**Exercise objective**
Filter the entries below, keeping only lines with the word "Filosofía".

**Records**
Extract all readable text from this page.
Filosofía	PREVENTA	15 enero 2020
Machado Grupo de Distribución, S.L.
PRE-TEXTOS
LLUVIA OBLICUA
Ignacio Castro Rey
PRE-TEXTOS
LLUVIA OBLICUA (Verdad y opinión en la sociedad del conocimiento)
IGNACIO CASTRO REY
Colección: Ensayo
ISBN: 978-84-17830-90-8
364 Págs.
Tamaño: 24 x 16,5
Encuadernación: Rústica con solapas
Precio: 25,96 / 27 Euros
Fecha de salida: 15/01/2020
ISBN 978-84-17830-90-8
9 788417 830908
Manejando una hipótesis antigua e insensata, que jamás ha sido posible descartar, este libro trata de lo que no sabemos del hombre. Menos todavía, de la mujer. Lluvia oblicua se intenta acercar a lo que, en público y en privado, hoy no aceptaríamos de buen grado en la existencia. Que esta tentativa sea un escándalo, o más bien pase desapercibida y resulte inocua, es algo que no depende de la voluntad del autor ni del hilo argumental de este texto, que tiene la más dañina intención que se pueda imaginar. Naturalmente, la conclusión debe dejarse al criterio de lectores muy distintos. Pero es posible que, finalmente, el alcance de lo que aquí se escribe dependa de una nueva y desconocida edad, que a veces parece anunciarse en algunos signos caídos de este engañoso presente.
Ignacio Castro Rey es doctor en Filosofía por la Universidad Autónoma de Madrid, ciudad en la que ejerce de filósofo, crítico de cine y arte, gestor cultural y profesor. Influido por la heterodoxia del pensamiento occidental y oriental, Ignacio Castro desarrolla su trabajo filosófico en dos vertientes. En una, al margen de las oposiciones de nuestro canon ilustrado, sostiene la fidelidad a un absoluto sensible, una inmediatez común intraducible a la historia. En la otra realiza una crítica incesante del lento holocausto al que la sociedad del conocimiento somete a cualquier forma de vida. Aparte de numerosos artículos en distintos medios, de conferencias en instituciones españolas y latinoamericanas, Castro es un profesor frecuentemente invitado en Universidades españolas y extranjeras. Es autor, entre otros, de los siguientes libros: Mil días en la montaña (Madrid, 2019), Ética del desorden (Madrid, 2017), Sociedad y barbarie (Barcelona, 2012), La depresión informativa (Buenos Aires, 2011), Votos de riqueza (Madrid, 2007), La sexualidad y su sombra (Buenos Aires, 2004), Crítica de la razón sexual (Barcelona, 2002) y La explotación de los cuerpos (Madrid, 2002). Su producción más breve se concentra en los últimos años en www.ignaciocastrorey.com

**Output for this exercise**
Filosofía	PREVENTA	15 enero 2020
Ignacio Castro Rey es doctor en Filosofía por la Universidad Autónoma de Madrid, ciudad en la que ejerce de filósofo, crítico de cine y arte, gestor cultural y profesor. Influido por la heterodoxia del pensamiento occidental y oriental, Ignacio Castro desarrolla su trabajo filosófico en dos vertientes. En una, al margen de las oposiciones de nuestro canon ilustrado, sostiene la fidelidad a un absoluto sensible, una inmediatez común intraducible a la historia. En la otra realiza una crítica incesante del lento holocausto al que la sociedad del conocimiento somete a cualquier forma de vida. Aparte de numerosos artículos en distintos medios, de conferencias en instituciones españolas y latinoamericanas, Castro es un profesor frecuentemente invitado en Universidades españolas y extranjeras. Es autor, entre otros, de los siguientes libros: Mil días en la montaña (Madrid, 2019), Ética del desorden (Madrid, 2017), Sociedad y barbarie (Barcelona, 2012), La depresión informativa (Buenos Aires, 2011), Votos de riqueza (Madrid, 2007), La sexualidad y su sombra (Buenos Aires, 2004), Crítica de la razón sexual (Barcelona, 2002) y La explotación de los cuerpos (Madrid, 2002). Su producción más breve se concentra en los últimos años en www.ignaciocastrorey.com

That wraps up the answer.